◆ PROBLEM TO WORK ON:
What is the number of lines containing the word "Windows"? Please answer with that number and nothing more.

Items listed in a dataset
○ ○ ○ ○ ○

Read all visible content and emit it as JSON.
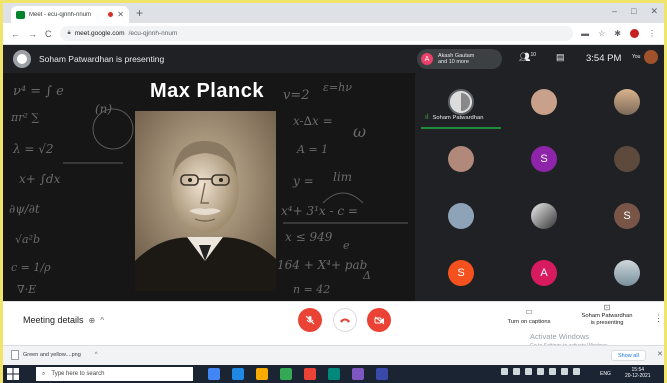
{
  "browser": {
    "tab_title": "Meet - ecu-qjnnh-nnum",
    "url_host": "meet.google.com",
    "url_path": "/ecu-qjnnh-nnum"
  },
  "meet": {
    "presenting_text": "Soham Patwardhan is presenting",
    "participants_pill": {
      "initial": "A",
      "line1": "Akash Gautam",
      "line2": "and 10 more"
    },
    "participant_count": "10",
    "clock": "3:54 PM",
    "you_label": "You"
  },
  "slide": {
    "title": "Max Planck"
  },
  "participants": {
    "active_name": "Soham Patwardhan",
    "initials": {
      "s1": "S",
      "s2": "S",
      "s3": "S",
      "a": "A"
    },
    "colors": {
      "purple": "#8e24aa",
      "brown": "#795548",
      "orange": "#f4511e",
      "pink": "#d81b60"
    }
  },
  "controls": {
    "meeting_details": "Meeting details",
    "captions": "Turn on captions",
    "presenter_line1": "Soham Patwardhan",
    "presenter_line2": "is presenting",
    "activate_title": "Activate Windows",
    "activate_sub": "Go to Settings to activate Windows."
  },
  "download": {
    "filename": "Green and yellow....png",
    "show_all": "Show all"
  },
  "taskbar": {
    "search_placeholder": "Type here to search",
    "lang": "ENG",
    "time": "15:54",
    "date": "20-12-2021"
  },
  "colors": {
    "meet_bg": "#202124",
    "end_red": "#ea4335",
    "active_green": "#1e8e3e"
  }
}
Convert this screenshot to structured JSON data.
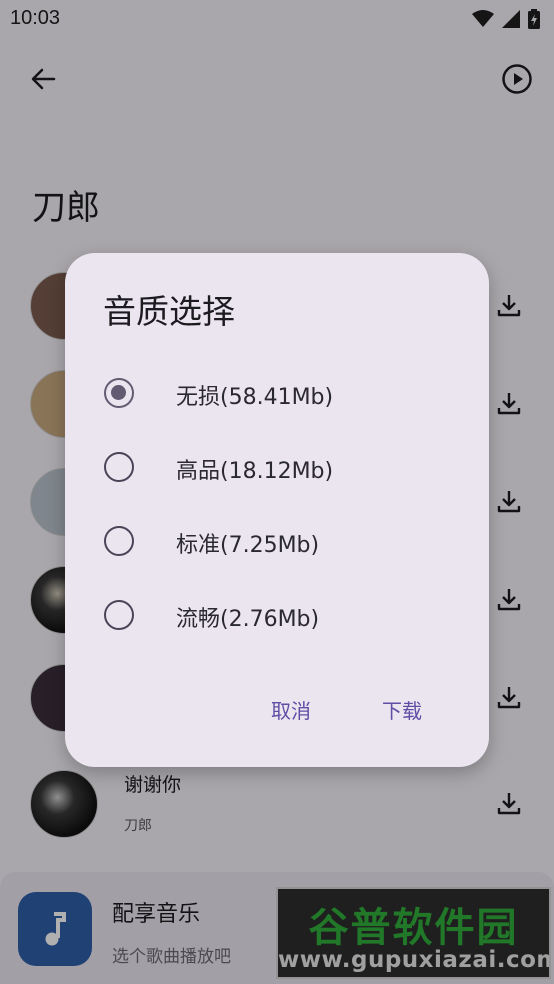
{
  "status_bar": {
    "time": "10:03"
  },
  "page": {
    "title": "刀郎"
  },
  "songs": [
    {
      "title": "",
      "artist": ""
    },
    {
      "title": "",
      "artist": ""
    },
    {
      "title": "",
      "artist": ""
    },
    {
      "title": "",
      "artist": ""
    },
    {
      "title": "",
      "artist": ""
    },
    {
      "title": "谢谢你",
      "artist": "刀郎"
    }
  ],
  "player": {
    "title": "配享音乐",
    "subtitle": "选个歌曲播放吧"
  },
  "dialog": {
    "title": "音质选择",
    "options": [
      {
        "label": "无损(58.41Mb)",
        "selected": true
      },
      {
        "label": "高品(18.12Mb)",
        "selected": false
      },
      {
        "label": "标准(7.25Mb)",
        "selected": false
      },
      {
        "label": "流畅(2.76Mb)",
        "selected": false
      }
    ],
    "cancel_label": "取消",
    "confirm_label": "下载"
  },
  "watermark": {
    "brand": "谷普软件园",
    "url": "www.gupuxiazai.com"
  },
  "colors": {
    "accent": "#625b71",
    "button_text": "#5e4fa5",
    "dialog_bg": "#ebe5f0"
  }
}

○ ○ ○ ○ ○

◆ EXERCISE RESPONSE:
2